Figure record listings
▼

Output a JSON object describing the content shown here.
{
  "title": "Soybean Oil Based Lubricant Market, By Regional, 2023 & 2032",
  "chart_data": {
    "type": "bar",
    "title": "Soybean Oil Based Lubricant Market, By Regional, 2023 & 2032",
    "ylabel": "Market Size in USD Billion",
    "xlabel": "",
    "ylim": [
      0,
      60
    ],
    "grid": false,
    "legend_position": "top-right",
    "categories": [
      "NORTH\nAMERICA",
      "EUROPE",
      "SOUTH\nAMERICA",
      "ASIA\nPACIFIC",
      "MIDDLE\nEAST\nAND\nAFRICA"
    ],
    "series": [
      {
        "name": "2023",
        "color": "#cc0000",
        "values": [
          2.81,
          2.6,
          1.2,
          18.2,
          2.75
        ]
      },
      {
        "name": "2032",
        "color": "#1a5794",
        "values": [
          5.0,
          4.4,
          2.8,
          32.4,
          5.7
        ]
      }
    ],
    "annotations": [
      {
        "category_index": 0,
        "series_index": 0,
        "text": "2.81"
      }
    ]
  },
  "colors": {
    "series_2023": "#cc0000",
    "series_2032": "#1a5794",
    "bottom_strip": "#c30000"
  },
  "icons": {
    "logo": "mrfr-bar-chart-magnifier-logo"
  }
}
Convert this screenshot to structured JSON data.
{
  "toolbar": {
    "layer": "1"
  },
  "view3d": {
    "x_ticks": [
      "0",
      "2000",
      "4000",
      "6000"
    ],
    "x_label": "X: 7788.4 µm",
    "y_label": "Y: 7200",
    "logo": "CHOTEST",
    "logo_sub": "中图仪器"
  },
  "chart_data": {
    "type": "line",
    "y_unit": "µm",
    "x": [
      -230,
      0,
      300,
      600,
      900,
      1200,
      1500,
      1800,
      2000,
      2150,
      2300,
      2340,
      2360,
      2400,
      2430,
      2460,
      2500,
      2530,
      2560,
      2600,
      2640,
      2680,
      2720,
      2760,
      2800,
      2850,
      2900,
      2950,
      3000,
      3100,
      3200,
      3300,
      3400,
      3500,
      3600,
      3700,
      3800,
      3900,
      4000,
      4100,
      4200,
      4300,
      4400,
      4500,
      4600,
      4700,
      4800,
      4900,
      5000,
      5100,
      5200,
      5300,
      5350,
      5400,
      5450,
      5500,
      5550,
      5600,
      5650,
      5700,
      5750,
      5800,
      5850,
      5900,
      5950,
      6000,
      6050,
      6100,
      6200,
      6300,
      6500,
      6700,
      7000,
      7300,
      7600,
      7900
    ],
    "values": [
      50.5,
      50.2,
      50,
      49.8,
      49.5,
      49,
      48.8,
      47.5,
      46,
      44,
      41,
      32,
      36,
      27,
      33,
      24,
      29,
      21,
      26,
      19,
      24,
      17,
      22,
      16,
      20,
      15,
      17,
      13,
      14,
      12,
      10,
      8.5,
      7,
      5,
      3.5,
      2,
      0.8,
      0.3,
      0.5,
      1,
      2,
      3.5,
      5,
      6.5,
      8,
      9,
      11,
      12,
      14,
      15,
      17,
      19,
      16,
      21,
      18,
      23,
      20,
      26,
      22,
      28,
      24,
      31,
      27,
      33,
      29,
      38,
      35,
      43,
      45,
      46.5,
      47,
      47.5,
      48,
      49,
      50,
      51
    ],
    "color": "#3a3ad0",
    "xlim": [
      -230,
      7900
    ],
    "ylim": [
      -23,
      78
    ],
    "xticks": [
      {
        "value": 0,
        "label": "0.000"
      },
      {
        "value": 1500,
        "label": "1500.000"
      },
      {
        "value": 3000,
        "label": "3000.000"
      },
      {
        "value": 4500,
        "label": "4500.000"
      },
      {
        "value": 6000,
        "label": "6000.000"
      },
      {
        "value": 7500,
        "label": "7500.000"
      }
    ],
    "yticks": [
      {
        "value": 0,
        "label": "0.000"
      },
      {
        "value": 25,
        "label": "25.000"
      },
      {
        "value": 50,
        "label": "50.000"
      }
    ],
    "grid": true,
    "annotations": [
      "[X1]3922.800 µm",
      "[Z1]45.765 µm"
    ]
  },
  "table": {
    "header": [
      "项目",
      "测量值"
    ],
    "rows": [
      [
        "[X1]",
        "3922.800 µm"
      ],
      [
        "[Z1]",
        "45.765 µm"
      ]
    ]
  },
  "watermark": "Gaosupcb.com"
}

▲

Output each entry precisely as given.

Output a JSON object describing the content shown here.
{
  "title": "Soybean Oil Based Lubricant Market, By Regional, 2023 & 2032",
  "chart_data": {
    "type": "bar",
    "title": "Soybean Oil Based Lubricant Market, By Regional, 2023 & 2032",
    "ylabel": "Market Size in USD Billion",
    "xlabel": "",
    "ylim": [
      0,
      60
    ],
    "grid": false,
    "legend_position": "top-right",
    "categories": [
      "NORTH\nAMERICA",
      "EUROPE",
      "SOUTH\nAMERICA",
      "ASIA\nPACIFIC",
      "MIDDLE\nEAST\nAND\nAFRICA"
    ],
    "series": [
      {
        "name": "2023",
        "color": "#cc0000",
        "values": [
          2.81,
          2.6,
          1.2,
          18.2,
          2.75
        ]
      },
      {
        "name": "2032",
        "color": "#1a5794",
        "values": [
          5.0,
          4.4,
          2.8,
          32.4,
          5.7
        ]
      }
    ],
    "annotations": [
      {
        "category_index": 0,
        "series_index": 0,
        "text": "2.81"
      }
    ]
  },
  "colors": {
    "series_2023": "#cc0000",
    "series_2032": "#1a5794",
    "bottom_strip": "#c30000"
  },
  "icons": {
    "logo": "mrfr-bar-chart-magnifier-logo"
  }
}
Convert this screenshot to structured JSON data.
{
  "toolbar": {
    "layer": "1"
  },
  "view3d": {
    "x_ticks": [
      "0",
      "2000",
      "4000",
      "6000"
    ],
    "x_label": "X: 7788.4 µm",
    "y_label": "Y: 7200",
    "logo": "CHOTEST",
    "logo_sub": "中图仪器"
  },
  "chart_data": {
    "type": "line",
    "y_unit": "µm",
    "x": [
      -230,
      0,
      300,
      600,
      900,
      1200,
      1500,
      1800,
      2000,
      2150,
      2300,
      2340,
      2360,
      2400,
      2430,
      2460,
      2500,
      2530,
      2560,
      2600,
      2640,
      2680,
      2720,
      2760,
      2800,
      2850,
      2900,
      2950,
      3000,
      3100,
      3200,
      3300,
      3400,
      3500,
      3600,
      3700,
      3800,
      3900,
      4000,
      4100,
      4200,
      4300,
      4400,
      4500,
      4600,
      4700,
      4800,
      4900,
      5000,
      5100,
      5200,
      5300,
      5350,
      5400,
      5450,
      5500,
      5550,
      5600,
      5650,
      5700,
      5750,
      5800,
      5850,
      5900,
      5950,
      6000,
      6050,
      6100,
      6200,
      6300,
      6500,
      6700,
      7000,
      7300,
      7600,
      7900
    ],
    "values": [
      50.5,
      50.2,
      50,
      49.8,
      49.5,
      49,
      48.8,
      47.5,
      46,
      44,
      41,
      32,
      36,
      27,
      33,
      24,
      29,
      21,
      26,
      19,
      24,
      17,
      22,
      16,
      20,
      15,
      17,
      13,
      14,
      12,
      10,
      8.5,
      7,
      5,
      3.5,
      2,
      0.8,
      0.3,
      0.5,
      1,
      2,
      3.5,
      5,
      6.5,
      8,
      9,
      11,
      12,
      14,
      15,
      17,
      19,
      16,
      21,
      18,
      23,
      20,
      26,
      22,
      28,
      24,
      31,
      27,
      33,
      29,
      38,
      35,
      43,
      45,
      46.5,
      47,
      47.5,
      48,
      49,
      50,
      51
    ],
    "color": "#3a3ad0",
    "xlim": [
      -230,
      7900
    ],
    "ylim": [
      -23,
      78
    ],
    "xticks": [
      {
        "value": 0,
        "label": "0.000"
      },
      {
        "value": 1500,
        "label": "1500.000"
      },
      {
        "value": 3000,
        "label": "3000.000"
      },
      {
        "value": 4500,
        "label": "4500.000"
      },
      {
        "value": 6000,
        "label": "6000.000"
      },
      {
        "value": 7500,
        "label": "7500.000"
      }
    ],
    "yticks": [
      {
        "value": 0,
        "label": "0.000"
      },
      {
        "value": 25,
        "label": "25.000"
      },
      {
        "value": 50,
        "label": "50.000"
      }
    ],
    "grid": true,
    "annotations": [
      "[X1]3922.800 µm",
      "[Z1]45.765 µm"
    ]
  },
  "table": {
    "header": [
      "项目",
      "测量值"
    ],
    "rows": [
      [
        "[X1]",
        "3922.800 µm"
      ],
      [
        "[Z1]",
        "45.765 µm"
      ]
    ]
  },
  "watermark": "Gaosupcb.com"
}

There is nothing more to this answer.